RECORDS:
****

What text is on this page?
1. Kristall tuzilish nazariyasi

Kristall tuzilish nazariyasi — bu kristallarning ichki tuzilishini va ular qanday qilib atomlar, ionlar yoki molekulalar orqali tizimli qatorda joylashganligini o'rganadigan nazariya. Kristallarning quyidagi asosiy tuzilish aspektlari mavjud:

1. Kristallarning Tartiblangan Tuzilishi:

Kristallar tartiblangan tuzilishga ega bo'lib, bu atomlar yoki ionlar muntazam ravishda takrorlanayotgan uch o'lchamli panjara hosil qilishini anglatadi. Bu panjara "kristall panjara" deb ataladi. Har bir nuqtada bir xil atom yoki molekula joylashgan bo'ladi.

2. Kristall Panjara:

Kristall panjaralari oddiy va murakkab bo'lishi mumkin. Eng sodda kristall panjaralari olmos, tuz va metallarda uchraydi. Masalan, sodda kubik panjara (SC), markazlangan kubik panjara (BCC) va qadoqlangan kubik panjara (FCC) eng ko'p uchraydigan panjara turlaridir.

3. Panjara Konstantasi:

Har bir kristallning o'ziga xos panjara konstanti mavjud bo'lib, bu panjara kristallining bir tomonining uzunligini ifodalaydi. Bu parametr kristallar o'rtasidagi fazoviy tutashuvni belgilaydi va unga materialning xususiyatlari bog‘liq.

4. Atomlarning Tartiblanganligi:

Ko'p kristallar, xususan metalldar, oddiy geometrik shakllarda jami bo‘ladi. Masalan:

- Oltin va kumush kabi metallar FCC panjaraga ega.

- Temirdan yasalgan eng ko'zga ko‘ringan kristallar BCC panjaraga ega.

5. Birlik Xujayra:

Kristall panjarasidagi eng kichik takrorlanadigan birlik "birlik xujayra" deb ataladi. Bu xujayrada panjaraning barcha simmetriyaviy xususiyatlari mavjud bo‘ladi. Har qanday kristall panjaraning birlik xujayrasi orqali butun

****

Write the data out again in full and exactly.

What text is on this page?
1. Kristall tuzilish nazariyasi

Kristall tuzilish nazariyasi — bu kristallarning ichki tuzilishini va ular qanday qilib atomlar, ionlar yoki molekulalar orqali tizimli qatorda joylashganligini o'rganadigan nazariya. Kristallarning quyidagi asosiy tuzilish aspektlari mavjud:

1. Kristallarning Tartiblangan Tuzilishi:

Kristallar tartiblangan tuzilishga ega bo'lib, bu atomlar yoki ionlar muntazam ravishda takrorlanayotgan uch o'lchamli panjara hosil qilishini anglatadi. Bu panjara "kristall panjara" deb ataladi. Har bir nuqtada bir xil atom yoki molekula joylashgan bo'ladi.

2. Kristall Panjara:

Kristall panjaralari oddiy va murakkab bo'lishi mumkin. Eng sodda kristall panjaralari olmos, tuz va metallarda uchraydi. Masalan, sodda kubik panjara (SC), markazlangan kubik panjara (BCC) va qadoqlangan kubik panjara (FCC) eng ko'p uchraydigan panjara turlaridir.

3. Panjara Konstantasi:

Har bir kristallning o'ziga xos panjara konstanti mavjud bo'lib, bu panjara kristallining bir tomonining uzunligini ifodalaydi. Bu parametr kristallar o'rtasidagi fazoviy tutashuvni belgilaydi va unga materialning xususiyatlari bog‘liq.

4. Atomlarning Tartiblanganligi:

Ko'p kristallar, xususan metalldar, oddiy geometrik shakllarda jami bo‘ladi. Masalan:

- Oltin va kumush kabi metallar FCC panjaraga ega.

- Temirdan yasalgan eng ko'zga ko‘ringan kristallar BCC panjaraga ega.

5. Birlik Xujayra:

Kristall panjarasidagi eng kichik takrorlanadigan birlik "birlik xujayra" deb ataladi. Bu xujayrada panjaraning barcha simmetriyaviy xususiyatlari mavjud bo‘ladi. Har qanday kristall panjaraning birlik xujayrasi orqali butun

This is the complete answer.